GIVEN PROBLEM>
Decide whether each statement agrees with the article on Cristina Fernández de Kirchner's conviction, answering yes or no and quoting the words of the article that decide it: (a) The Supreme Court justices reached their ruling unanimously. (b) Fernández de Kirchner is likely to serve her sentence in prison. (c) Before the ruling, Fernández de Kirchner had announced a run in a legislative election in Buenos Aires Province.

Argentina’s top court bans Cristina Fernández de Kirchner from public office for life

Argentina’s Supreme Court upholds former president Cristina Fernández de Kirchner’s fraud conviction.

Argentina’s Supreme Court upheld former president Cristina Fernández de Kirchner’s fraud conviction, ratifying her sentence to six years in prison as well as a lifelong ban on holding public office.

With President Javier Milei facing a crucial midterm vote in October, Argentina’s three Supreme Court justices ruled unanimously Tuesday on one of the country’s most polarising cases. In the run-up to the ruling, unions and party affiliates blocked traffic around Buenos Aires, burning tires and banging drums. Argentina’s two other court seats remain vacant.

Fernández de Kirchner, who could now face imminent arrest, was found guilty of graft charges in 2022 in a landmark legal case, but avoided prison time as she enjoyed immunity as a sitting vice-president. The conviction was upheld on appeal in 2024 and Fernández de Kirchner exhausted her legal options, leaving the final say to Argentina’s highest court.

Fernández de Kirchner painted the ruling as politically motivated, telling supporters outside her Peronist party’s headquarters that the powers-that-be know they are “the only ones that can build an alternative” when Milei’s government “falls apart.”

The court summoned Fernández de Kirchner within the next five business days, according to local media. At 72, however, she is eligible for house arrest and unlikely to face prison time.

Kirchner, a face of the long-dominant Peronists, last week announced she would run in the Buenos Aires Province legislative election in September. Some experts believed that could have granted her immunity or at least prolonged the process, but the ruling extinguishes that possibility.

“The big question mark now is how Fernández de Kirchner will be able to hold onto leadership of Peronism once she loses the main tool she’s always used to exert power, which is to run for office and prove her support at the polls,” said Alejandro Catterberg, director of top polling firm Poliarquía in Buenos Aires. “She no longer has that chance.”

While she remains one of Argentina’s most popular opposition leaders, only 33 percent see her in a positive light, according to the most recent LatAm Pulse survey, a poll conducted by AtlasIntel for Bloomberg News.

“The republic works,” Milei, who has long painted Fernández de Kirchner as emblematic of the political establishment he’s trying to upend, said in a celebratory social media post after the ruling.

RAW DATA>
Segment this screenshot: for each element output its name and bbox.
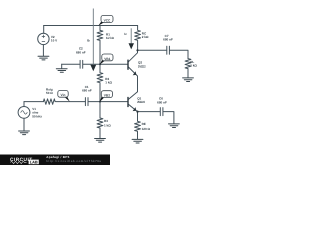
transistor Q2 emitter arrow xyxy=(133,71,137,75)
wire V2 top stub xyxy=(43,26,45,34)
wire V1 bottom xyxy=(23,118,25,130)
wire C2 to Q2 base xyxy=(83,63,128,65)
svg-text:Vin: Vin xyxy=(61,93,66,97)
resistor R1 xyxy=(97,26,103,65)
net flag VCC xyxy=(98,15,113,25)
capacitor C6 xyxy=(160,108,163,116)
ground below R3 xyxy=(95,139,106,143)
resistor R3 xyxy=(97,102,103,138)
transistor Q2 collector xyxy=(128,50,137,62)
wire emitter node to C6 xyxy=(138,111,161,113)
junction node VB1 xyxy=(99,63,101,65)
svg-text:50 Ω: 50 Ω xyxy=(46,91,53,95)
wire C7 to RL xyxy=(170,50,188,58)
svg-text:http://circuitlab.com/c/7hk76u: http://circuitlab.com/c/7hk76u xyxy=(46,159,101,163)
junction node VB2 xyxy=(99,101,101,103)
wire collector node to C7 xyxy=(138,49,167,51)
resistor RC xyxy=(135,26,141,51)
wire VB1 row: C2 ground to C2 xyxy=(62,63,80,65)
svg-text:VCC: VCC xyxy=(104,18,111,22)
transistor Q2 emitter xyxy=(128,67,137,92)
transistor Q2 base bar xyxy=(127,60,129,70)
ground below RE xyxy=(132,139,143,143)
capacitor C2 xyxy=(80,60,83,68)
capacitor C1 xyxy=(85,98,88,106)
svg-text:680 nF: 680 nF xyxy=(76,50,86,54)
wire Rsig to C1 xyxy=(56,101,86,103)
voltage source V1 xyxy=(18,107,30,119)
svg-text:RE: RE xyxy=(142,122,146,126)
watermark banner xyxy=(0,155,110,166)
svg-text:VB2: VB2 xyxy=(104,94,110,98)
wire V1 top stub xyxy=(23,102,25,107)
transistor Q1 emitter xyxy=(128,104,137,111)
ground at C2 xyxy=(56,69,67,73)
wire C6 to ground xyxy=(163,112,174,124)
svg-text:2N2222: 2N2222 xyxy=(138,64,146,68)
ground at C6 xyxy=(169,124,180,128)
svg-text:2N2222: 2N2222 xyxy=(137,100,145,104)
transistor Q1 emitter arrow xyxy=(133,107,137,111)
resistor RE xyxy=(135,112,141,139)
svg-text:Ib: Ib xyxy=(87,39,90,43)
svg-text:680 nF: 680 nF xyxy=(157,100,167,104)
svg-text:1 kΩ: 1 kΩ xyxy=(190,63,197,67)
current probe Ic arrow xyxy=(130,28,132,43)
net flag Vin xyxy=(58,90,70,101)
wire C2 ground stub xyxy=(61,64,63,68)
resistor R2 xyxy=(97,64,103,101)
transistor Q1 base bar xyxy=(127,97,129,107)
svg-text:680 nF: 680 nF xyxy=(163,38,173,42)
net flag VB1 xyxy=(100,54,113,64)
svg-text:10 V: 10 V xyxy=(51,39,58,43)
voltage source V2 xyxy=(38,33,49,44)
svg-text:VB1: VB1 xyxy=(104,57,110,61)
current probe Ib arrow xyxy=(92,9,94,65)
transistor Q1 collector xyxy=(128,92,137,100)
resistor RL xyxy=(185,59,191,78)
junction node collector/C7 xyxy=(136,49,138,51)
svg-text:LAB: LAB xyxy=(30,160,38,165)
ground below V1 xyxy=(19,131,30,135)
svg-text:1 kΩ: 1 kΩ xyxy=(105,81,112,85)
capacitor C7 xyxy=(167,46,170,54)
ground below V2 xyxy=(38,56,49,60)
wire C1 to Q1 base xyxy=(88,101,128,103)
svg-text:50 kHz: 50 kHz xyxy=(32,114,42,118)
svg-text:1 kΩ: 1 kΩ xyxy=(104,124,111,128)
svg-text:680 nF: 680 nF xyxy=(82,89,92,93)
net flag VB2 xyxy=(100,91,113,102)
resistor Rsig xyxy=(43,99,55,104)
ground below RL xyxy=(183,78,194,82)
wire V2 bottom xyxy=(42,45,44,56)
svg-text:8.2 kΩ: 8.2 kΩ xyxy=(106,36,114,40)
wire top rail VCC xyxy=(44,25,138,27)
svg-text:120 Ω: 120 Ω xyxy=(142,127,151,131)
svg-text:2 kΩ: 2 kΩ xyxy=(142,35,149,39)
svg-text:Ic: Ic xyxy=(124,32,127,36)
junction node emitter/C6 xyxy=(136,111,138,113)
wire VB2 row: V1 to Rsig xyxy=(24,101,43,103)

SOLUTION BELOW>
(a) Yes: "Argentina’s three Supreme Court justices ruled unanimously Tuesday on one of the country’s most polarising cases."
(b) No: "At 72, however, she is eligible for house arrest and unlikely to face prison time."
(c) Yes: "last week announced she would run in the Buenos Aires Province legislative election in September."